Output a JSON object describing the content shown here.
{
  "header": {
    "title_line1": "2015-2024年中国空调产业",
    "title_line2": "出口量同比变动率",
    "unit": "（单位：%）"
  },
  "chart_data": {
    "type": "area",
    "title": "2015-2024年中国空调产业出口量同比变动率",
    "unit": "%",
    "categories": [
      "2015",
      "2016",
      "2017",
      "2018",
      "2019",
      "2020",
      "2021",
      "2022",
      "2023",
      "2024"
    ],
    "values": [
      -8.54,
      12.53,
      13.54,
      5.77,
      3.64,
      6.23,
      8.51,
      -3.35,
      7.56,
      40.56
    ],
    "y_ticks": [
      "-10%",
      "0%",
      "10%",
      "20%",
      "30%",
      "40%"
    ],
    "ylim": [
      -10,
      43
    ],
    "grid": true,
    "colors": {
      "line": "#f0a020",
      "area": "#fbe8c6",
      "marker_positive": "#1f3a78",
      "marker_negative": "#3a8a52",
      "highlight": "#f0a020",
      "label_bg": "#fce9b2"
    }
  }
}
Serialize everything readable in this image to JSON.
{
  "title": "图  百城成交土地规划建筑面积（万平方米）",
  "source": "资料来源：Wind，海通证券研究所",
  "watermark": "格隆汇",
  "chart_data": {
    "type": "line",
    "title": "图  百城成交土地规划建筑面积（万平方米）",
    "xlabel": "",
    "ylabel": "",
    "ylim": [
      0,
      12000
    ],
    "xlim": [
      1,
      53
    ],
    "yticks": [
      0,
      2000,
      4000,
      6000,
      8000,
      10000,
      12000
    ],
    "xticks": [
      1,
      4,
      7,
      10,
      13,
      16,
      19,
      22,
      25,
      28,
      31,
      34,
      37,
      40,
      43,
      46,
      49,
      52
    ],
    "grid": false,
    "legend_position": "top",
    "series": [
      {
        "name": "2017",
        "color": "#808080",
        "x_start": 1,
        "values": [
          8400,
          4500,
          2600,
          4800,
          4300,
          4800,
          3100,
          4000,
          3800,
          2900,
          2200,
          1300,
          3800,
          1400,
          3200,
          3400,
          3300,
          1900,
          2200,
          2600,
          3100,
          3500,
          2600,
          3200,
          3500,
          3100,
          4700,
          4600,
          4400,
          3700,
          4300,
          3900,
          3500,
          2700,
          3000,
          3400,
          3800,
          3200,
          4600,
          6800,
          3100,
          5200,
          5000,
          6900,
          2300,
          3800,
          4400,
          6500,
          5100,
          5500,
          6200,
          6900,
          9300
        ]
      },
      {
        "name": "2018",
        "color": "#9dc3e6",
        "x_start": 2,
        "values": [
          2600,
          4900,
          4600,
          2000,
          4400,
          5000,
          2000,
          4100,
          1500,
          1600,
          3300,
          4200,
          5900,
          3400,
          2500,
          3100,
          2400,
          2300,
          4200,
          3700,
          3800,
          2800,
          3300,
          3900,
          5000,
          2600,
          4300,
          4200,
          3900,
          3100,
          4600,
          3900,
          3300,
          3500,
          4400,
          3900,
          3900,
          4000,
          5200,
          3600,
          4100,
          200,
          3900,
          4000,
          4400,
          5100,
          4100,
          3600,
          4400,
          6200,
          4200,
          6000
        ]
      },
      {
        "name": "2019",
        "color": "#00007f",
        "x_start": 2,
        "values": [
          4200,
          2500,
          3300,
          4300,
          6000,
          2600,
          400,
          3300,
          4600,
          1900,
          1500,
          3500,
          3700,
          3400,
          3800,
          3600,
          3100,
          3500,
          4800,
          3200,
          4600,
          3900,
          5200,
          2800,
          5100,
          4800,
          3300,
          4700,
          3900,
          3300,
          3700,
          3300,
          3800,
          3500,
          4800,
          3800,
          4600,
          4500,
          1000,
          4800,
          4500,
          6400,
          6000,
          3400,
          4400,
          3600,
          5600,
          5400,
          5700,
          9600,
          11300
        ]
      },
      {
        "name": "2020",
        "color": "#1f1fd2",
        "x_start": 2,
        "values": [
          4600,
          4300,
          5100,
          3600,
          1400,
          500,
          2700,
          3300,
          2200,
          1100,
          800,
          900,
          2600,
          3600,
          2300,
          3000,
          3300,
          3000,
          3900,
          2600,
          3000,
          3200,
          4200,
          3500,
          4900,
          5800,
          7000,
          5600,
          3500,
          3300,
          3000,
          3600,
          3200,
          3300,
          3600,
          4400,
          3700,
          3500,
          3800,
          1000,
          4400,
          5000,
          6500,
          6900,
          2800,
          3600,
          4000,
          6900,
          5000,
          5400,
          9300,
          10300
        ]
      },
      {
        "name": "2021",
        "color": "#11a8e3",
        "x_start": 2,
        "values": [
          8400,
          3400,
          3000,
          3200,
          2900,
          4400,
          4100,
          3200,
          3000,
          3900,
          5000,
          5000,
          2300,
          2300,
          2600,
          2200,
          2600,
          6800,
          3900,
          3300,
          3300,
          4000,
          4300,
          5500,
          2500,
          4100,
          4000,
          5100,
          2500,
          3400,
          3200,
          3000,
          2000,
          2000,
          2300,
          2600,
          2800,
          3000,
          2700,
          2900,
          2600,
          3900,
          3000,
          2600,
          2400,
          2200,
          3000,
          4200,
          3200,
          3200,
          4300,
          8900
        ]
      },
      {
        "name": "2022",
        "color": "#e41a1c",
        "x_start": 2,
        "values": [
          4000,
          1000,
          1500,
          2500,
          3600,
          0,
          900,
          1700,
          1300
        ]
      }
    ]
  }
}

---*---

• **WHAT YOU NEED TO DO**
Output all records verbatim.

• **PROBLEM SOLUTION**
Output a JSON object describing the content shown here.
{
  "header": {
    "title_line1": "2015-2024年中国空调产业",
    "title_line2": "出口量同比变动率",
    "unit": "（单位：%）"
  },
  "chart_data": {
    "type": "area",
    "title": "2015-2024年中国空调产业出口量同比变动率",
    "unit": "%",
    "categories": [
      "2015",
      "2016",
      "2017",
      "2018",
      "2019",
      "2020",
      "2021",
      "2022",
      "2023",
      "2024"
    ],
    "values": [
      -8.54,
      12.53,
      13.54,
      5.77,
      3.64,
      6.23,
      8.51,
      -3.35,
      7.56,
      40.56
    ],
    "y_ticks": [
      "-10%",
      "0%",
      "10%",
      "20%",
      "30%",
      "40%"
    ],
    "ylim": [
      -10,
      43
    ],
    "grid": true,
    "colors": {
      "line": "#f0a020",
      "area": "#fbe8c6",
      "marker_positive": "#1f3a78",
      "marker_negative": "#3a8a52",
      "highlight": "#f0a020",
      "label_bg": "#fce9b2"
    }
  }
}
Serialize everything readable in this image to JSON.
{
  "title": "图  百城成交土地规划建筑面积（万平方米）",
  "source": "资料来源：Wind，海通证券研究所",
  "watermark": "格隆汇",
  "chart_data": {
    "type": "line",
    "title": "图  百城成交土地规划建筑面积（万平方米）",
    "xlabel": "",
    "ylabel": "",
    "ylim": [
      0,
      12000
    ],
    "xlim": [
      1,
      53
    ],
    "yticks": [
      0,
      2000,
      4000,
      6000,
      8000,
      10000,
      12000
    ],
    "xticks": [
      1,
      4,
      7,
      10,
      13,
      16,
      19,
      22,
      25,
      28,
      31,
      34,
      37,
      40,
      43,
      46,
      49,
      52
    ],
    "grid": false,
    "legend_position": "top",
    "series": [
      {
        "name": "2017",
        "color": "#808080",
        "x_start": 1,
        "values": [
          8400,
          4500,
          2600,
          4800,
          4300,
          4800,
          3100,
          4000,
          3800,
          2900,
          2200,
          1300,
          3800,
          1400,
          3200,
          3400,
          3300,
          1900,
          2200,
          2600,
          3100,
          3500,
          2600,
          3200,
          3500,
          3100,
          4700,
          4600,
          4400,
          3700,
          4300,
          3900,
          3500,
          2700,
          3000,
          3400,
          3800,
          3200,
          4600,
          6800,
          3100,
          5200,
          5000,
          6900,
          2300,
          3800,
          4400,
          6500,
          5100,
          5500,
          6200,
          6900,
          9300
        ]
      },
      {
        "name": "2018",
        "color": "#9dc3e6",
        "x_start": 2,
        "values": [
          2600,
          4900,
          4600,
          2000,
          4400,
          5000,
          2000,
          4100,
          1500,
          1600,
          3300,
          4200,
          5900,
          3400,
          2500,
          3100,
          2400,
          2300,
          4200,
          3700,
          3800,
          2800,
          3300,
          3900,
          5000,
          2600,
          4300,
          4200,
          3900,
          3100,
          4600,
          3900,
          3300,
          3500,
          4400,
          3900,
          3900,
          4000,
          5200,
          3600,
          4100,
          200,
          3900,
          4000,
          4400,
          5100,
          4100,
          3600,
          4400,
          6200,
          4200,
          6000
        ]
      },
      {
        "name": "2019",
        "color": "#00007f",
        "x_start": 2,
        "values": [
          4200,
          2500,
          3300,
          4300,
          6000,
          2600,
          400,
          3300,
          4600,
          1900,
          1500,
          3500,
          3700,
          3400,
          3800,
          3600,
          3100,
          3500,
          4800,
          3200,
          4600,
          3900,
          5200,
          2800,
          5100,
          4800,
          3300,
          4700,
          3900,
          3300,
          3700,
          3300,
          3800,
          3500,
          4800,
          3800,
          4600,
          4500,
          1000,
          4800,
          4500,
          6400,
          6000,
          3400,
          4400,
          3600,
          5600,
          5400,
          5700,
          9600,
          11300
        ]
      },
      {
        "name": "2020",
        "color": "#1f1fd2",
        "x_start": 2,
        "values": [
          4600,
          4300,
          5100,
          3600,
          1400,
          500,
          2700,
          3300,
          2200,
          1100,
          800,
          900,
          2600,
          3600,
          2300,
          3000,
          3300,
          3000,
          3900,
          2600,
          3000,
          3200,
          4200,
          3500,
          4900,
          5800,
          7000,
          5600,
          3500,
          3300,
          3000,
          3600,
          3200,
          3300,
          3600,
          4400,
          3700,
          3500,
          3800,
          1000,
          4400,
          5000,
          6500,
          6900,
          2800,
          3600,
          4000,
          6900,
          5000,
          5400,
          9300,
          10300
        ]
      },
      {
        "name": "2021",
        "color": "#11a8e3",
        "x_start": 2,
        "values": [
          8400,
          3400,
          3000,
          3200,
          2900,
          4400,
          4100,
          3200,
          3000,
          3900,
          5000,
          5000,
          2300,
          2300,
          2600,
          2200,
          2600,
          6800,
          3900,
          3300,
          3300,
          4000,
          4300,
          5500,
          2500,
          4100,
          4000,
          5100,
          2500,
          3400,
          3200,
          3000,
          2000,
          2000,
          2300,
          2600,
          2800,
          3000,
          2700,
          2900,
          2600,
          3900,
          3000,
          2600,
          2400,
          2200,
          3000,
          4200,
          3200,
          3200,
          4300,
          8900
        ]
      },
      {
        "name": "2022",
        "color": "#e41a1c",
        "x_start": 2,
        "values": [
          4000,
          1000,
          1500,
          2500,
          3600,
          0,
          900,
          1700,
          1300
        ]
      }
    ]
  }
}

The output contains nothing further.